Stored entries
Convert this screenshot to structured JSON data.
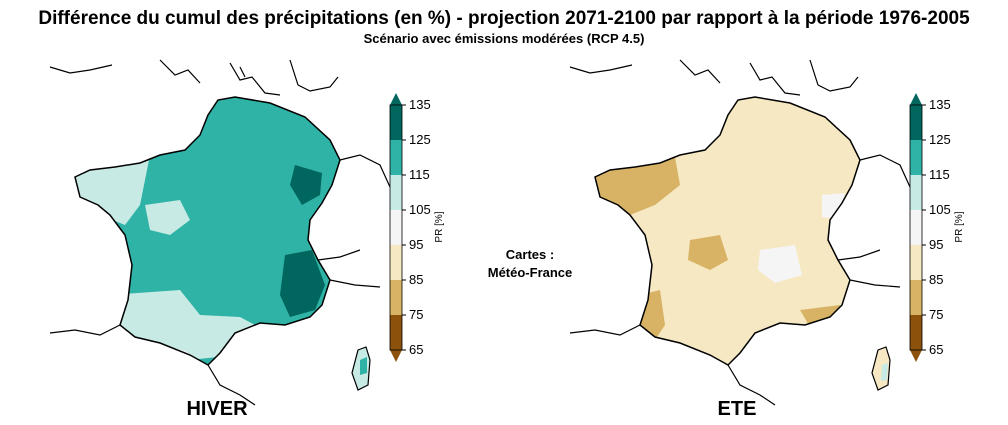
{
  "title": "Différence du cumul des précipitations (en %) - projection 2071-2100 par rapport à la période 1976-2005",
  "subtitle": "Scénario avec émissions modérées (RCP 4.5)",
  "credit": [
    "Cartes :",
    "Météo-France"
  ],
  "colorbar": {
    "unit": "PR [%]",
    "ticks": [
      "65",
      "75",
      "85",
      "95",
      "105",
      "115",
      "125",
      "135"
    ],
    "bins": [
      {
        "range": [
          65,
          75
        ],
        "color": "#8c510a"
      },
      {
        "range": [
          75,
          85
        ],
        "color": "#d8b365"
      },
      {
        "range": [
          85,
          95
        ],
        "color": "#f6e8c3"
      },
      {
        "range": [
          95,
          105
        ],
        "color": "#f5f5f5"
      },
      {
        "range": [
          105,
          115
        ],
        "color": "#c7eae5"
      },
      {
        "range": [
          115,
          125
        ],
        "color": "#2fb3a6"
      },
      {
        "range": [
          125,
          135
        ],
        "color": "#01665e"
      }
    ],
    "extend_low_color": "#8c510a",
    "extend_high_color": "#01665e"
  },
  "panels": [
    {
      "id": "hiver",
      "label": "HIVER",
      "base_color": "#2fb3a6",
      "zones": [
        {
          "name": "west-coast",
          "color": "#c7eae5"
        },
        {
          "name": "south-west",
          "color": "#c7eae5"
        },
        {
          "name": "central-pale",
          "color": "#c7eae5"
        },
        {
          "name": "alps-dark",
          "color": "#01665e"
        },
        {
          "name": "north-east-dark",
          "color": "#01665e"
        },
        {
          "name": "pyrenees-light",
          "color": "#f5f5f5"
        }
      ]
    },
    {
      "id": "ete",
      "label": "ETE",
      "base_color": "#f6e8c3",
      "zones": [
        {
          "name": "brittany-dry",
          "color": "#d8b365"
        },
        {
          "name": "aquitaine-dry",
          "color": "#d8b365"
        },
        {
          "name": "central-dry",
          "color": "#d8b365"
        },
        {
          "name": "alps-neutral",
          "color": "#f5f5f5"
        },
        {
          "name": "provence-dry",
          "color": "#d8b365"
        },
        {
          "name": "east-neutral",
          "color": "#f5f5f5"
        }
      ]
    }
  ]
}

* **Your instructions**:
Without including any pictures, please restate all the records exactly.

* **Reply to the task**:
Convert this screenshot to structured JSON data.
{
  "title": "Différence du cumul des précipitations (en %) - projection 2071-2100 par rapport à la période 1976-2005",
  "subtitle": "Scénario avec émissions modérées (RCP 4.5)",
  "credit": [
    "Cartes :",
    "Météo-France"
  ],
  "colorbar": {
    "unit": "PR [%]",
    "ticks": [
      "65",
      "75",
      "85",
      "95",
      "105",
      "115",
      "125",
      "135"
    ],
    "bins": [
      {
        "range": [
          65,
          75
        ],
        "color": "#8c510a"
      },
      {
        "range": [
          75,
          85
        ],
        "color": "#d8b365"
      },
      {
        "range": [
          85,
          95
        ],
        "color": "#f6e8c3"
      },
      {
        "range": [
          95,
          105
        ],
        "color": "#f5f5f5"
      },
      {
        "range": [
          105,
          115
        ],
        "color": "#c7eae5"
      },
      {
        "range": [
          115,
          125
        ],
        "color": "#2fb3a6"
      },
      {
        "range": [
          125,
          135
        ],
        "color": "#01665e"
      }
    ],
    "extend_low_color": "#8c510a",
    "extend_high_color": "#01665e"
  },
  "panels": [
    {
      "id": "hiver",
      "label": "HIVER",
      "base_color": "#2fb3a6",
      "zones": [
        {
          "name": "west-coast",
          "color": "#c7eae5"
        },
        {
          "name": "south-west",
          "color": "#c7eae5"
        },
        {
          "name": "central-pale",
          "color": "#c7eae5"
        },
        {
          "name": "alps-dark",
          "color": "#01665e"
        },
        {
          "name": "north-east-dark",
          "color": "#01665e"
        },
        {
          "name": "pyrenees-light",
          "color": "#f5f5f5"
        }
      ]
    },
    {
      "id": "ete",
      "label": "ETE",
      "base_color": "#f6e8c3",
      "zones": [
        {
          "name": "brittany-dry",
          "color": "#d8b365"
        },
        {
          "name": "aquitaine-dry",
          "color": "#d8b365"
        },
        {
          "name": "central-dry",
          "color": "#d8b365"
        },
        {
          "name": "alps-neutral",
          "color": "#f5f5f5"
        },
        {
          "name": "provence-dry",
          "color": "#d8b365"
        },
        {
          "name": "east-neutral",
          "color": "#f5f5f5"
        }
      ]
    }
  ]
}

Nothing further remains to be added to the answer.